◆ Records for processing:
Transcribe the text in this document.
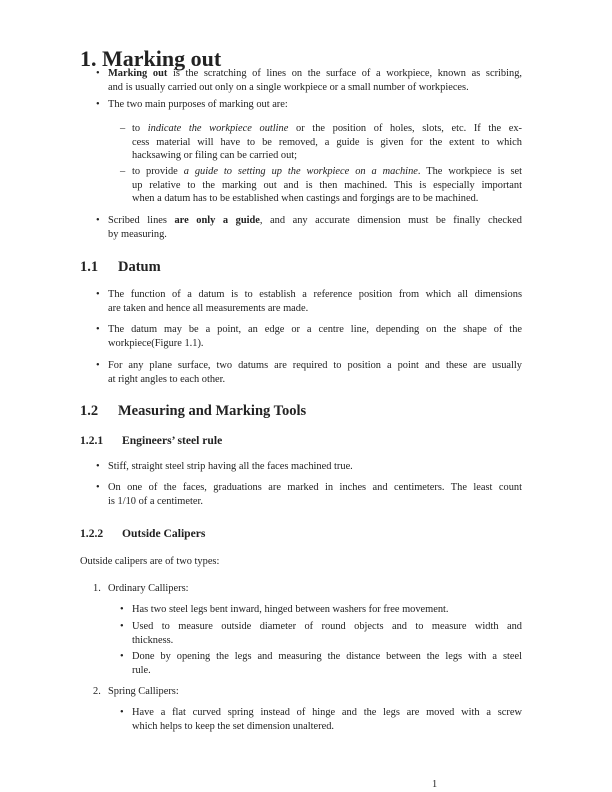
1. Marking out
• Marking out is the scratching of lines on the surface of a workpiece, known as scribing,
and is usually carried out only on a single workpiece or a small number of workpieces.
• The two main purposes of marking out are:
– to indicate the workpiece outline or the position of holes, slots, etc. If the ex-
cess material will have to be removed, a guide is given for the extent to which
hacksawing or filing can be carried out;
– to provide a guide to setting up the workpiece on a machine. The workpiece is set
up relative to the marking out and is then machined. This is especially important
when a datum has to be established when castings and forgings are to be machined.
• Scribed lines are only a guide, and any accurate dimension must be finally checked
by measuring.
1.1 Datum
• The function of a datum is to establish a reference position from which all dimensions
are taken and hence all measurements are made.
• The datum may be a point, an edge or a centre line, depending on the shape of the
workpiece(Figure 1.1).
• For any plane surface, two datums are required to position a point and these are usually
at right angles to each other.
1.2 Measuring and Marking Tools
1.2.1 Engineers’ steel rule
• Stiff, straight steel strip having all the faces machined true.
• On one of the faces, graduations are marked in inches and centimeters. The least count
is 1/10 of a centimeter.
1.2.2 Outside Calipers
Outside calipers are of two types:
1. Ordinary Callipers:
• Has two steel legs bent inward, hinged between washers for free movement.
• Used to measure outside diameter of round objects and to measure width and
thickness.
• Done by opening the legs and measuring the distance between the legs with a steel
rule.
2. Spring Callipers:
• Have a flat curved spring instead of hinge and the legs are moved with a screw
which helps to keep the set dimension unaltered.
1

==

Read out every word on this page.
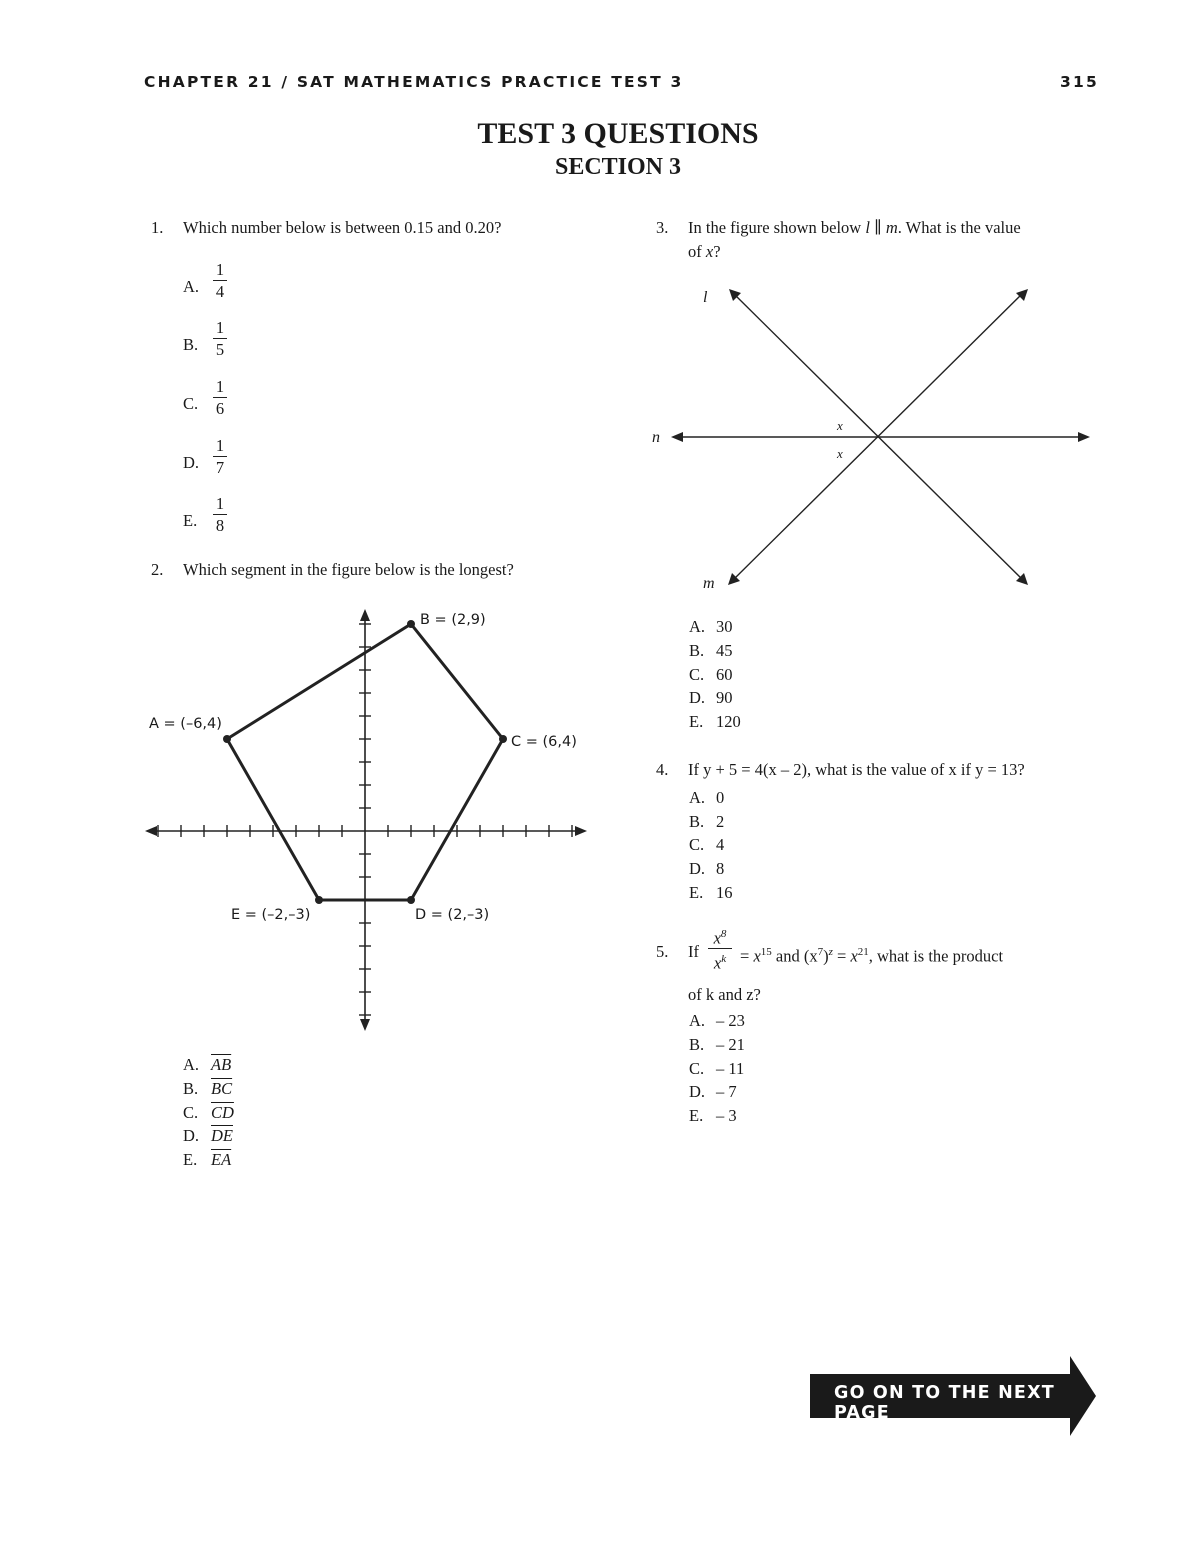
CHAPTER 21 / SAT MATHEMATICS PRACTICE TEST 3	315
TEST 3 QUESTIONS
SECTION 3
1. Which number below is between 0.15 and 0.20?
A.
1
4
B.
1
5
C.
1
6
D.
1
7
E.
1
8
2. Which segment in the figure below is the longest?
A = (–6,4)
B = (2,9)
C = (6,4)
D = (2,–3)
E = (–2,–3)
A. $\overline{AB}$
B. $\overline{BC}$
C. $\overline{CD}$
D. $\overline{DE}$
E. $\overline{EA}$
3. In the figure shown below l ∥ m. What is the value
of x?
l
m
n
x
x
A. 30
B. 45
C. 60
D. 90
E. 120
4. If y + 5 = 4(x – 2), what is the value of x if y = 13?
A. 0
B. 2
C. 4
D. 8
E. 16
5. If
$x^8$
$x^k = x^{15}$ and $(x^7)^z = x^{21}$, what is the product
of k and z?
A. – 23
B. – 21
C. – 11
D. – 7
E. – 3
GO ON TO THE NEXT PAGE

◆ Exercise instructions:
Find every line in the records that has the string "number", then state how many there are and nothing else.

◆ Answer to the problem:
2